Rows from a figure dataset:
# # #

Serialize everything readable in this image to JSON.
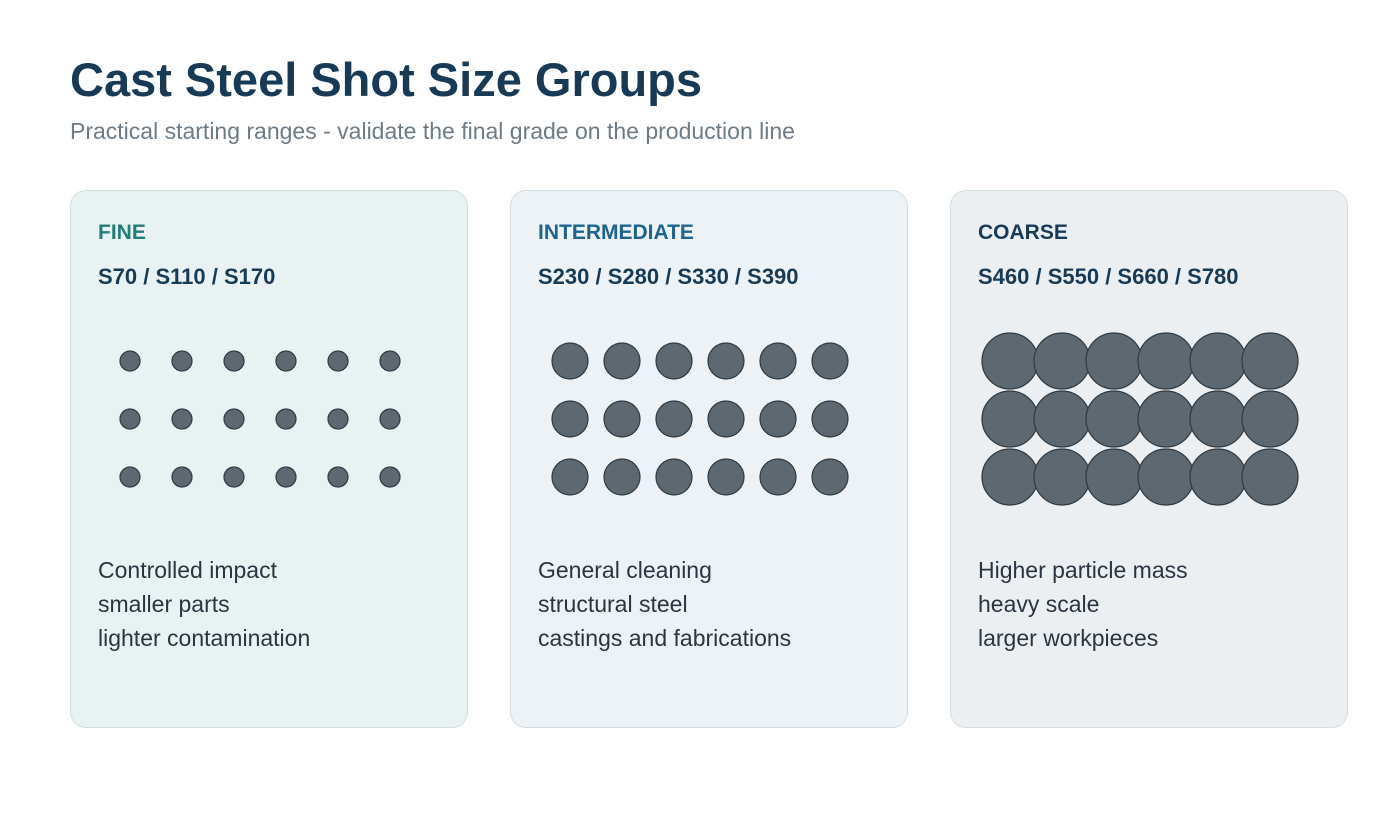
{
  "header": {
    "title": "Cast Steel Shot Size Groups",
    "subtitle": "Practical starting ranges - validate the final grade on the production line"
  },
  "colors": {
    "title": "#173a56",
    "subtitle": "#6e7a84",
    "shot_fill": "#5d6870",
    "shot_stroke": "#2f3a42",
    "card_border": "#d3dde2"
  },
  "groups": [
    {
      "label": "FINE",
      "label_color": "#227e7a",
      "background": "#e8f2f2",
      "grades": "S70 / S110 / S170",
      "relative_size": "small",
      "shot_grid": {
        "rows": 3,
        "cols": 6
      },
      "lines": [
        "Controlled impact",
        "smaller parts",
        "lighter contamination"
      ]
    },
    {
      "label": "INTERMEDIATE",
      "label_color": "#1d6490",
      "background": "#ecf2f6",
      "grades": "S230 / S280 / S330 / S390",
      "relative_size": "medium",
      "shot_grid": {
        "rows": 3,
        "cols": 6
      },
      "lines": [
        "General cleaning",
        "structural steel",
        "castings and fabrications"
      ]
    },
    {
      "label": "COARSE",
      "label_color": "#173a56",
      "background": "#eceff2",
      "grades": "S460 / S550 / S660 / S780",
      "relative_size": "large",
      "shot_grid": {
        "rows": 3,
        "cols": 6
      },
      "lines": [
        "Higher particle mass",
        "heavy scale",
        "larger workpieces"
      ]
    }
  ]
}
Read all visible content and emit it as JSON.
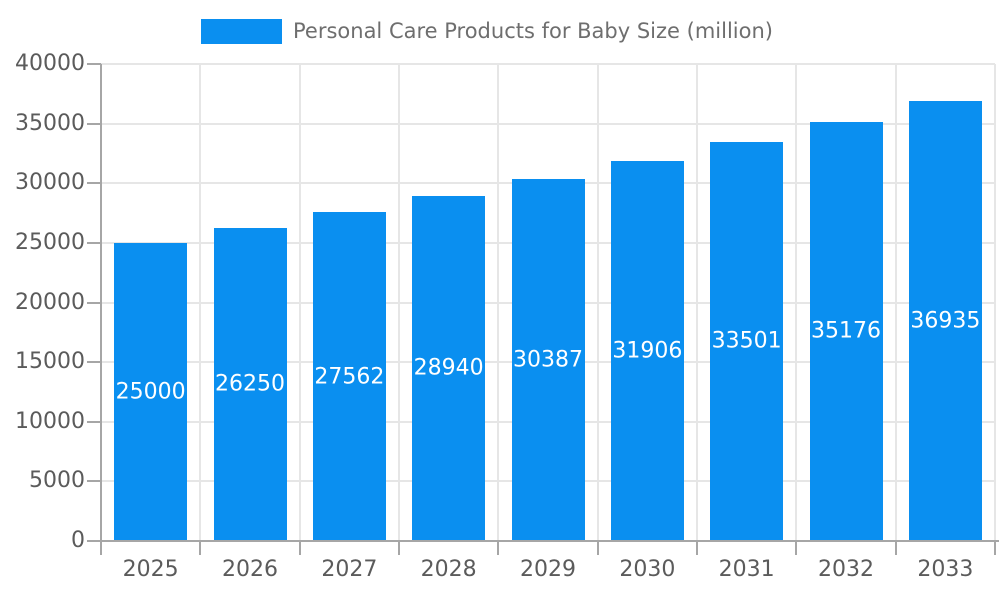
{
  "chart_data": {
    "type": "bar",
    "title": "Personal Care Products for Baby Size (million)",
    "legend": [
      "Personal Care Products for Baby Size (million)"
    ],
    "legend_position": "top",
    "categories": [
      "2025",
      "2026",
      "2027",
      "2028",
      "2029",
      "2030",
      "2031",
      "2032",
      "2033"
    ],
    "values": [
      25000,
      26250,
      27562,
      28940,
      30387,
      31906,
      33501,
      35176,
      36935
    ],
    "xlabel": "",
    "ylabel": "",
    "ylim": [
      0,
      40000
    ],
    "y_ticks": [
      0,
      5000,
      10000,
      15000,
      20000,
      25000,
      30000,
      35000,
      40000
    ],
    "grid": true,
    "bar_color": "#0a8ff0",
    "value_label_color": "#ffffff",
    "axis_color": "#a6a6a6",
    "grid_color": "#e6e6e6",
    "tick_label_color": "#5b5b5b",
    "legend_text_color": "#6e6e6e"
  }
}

# # #

The records shown above are to be repeated exactly, with the pictures left out.

Serialize everything readable in this image to JSON.
{
  "header": {
    "title": "Cast Steel Shot Size Groups",
    "subtitle": "Practical starting ranges - validate the final grade on the production line"
  },
  "colors": {
    "title": "#173a56",
    "subtitle": "#6e7a84",
    "shot_fill": "#5d6870",
    "shot_stroke": "#2f3a42",
    "card_border": "#d3dde2"
  },
  "groups": [
    {
      "label": "FINE",
      "label_color": "#227e7a",
      "background": "#e8f2f2",
      "grades": "S70 / S110 / S170",
      "relative_size": "small",
      "shot_grid": {
        "rows": 3,
        "cols": 6
      },
      "lines": [
        "Controlled impact",
        "smaller parts",
        "lighter contamination"
      ]
    },
    {
      "label": "INTERMEDIATE",
      "label_color": "#1d6490",
      "background": "#ecf2f6",
      "grades": "S230 / S280 / S330 / S390",
      "relative_size": "medium",
      "shot_grid": {
        "rows": 3,
        "cols": 6
      },
      "lines": [
        "General cleaning",
        "structural steel",
        "castings and fabrications"
      ]
    },
    {
      "label": "COARSE",
      "label_color": "#173a56",
      "background": "#eceff2",
      "grades": "S460 / S550 / S660 / S780",
      "relative_size": "large",
      "shot_grid": {
        "rows": 3,
        "cols": 6
      },
      "lines": [
        "Higher particle mass",
        "heavy scale",
        "larger workpieces"
      ]
    }
  ]
}
Read all visible content and emit it as JSON.
{
  "chart_data": {
    "type": "bar",
    "title": "Personal Care Products for Baby Size (million)",
    "legend": [
      "Personal Care Products for Baby Size (million)"
    ],
    "legend_position": "top",
    "categories": [
      "2025",
      "2026",
      "2027",
      "2028",
      "2029",
      "2030",
      "2031",
      "2032",
      "2033"
    ],
    "values": [
      25000,
      26250,
      27562,
      28940,
      30387,
      31906,
      33501,
      35176,
      36935
    ],
    "xlabel": "",
    "ylabel": "",
    "ylim": [
      0,
      40000
    ],
    "y_ticks": [
      0,
      5000,
      10000,
      15000,
      20000,
      25000,
      30000,
      35000,
      40000
    ],
    "grid": true,
    "bar_color": "#0a8ff0",
    "value_label_color": "#ffffff",
    "axis_color": "#a6a6a6",
    "grid_color": "#e6e6e6",
    "tick_label_color": "#5b5b5b",
    "legend_text_color": "#6e6e6e"
  }
}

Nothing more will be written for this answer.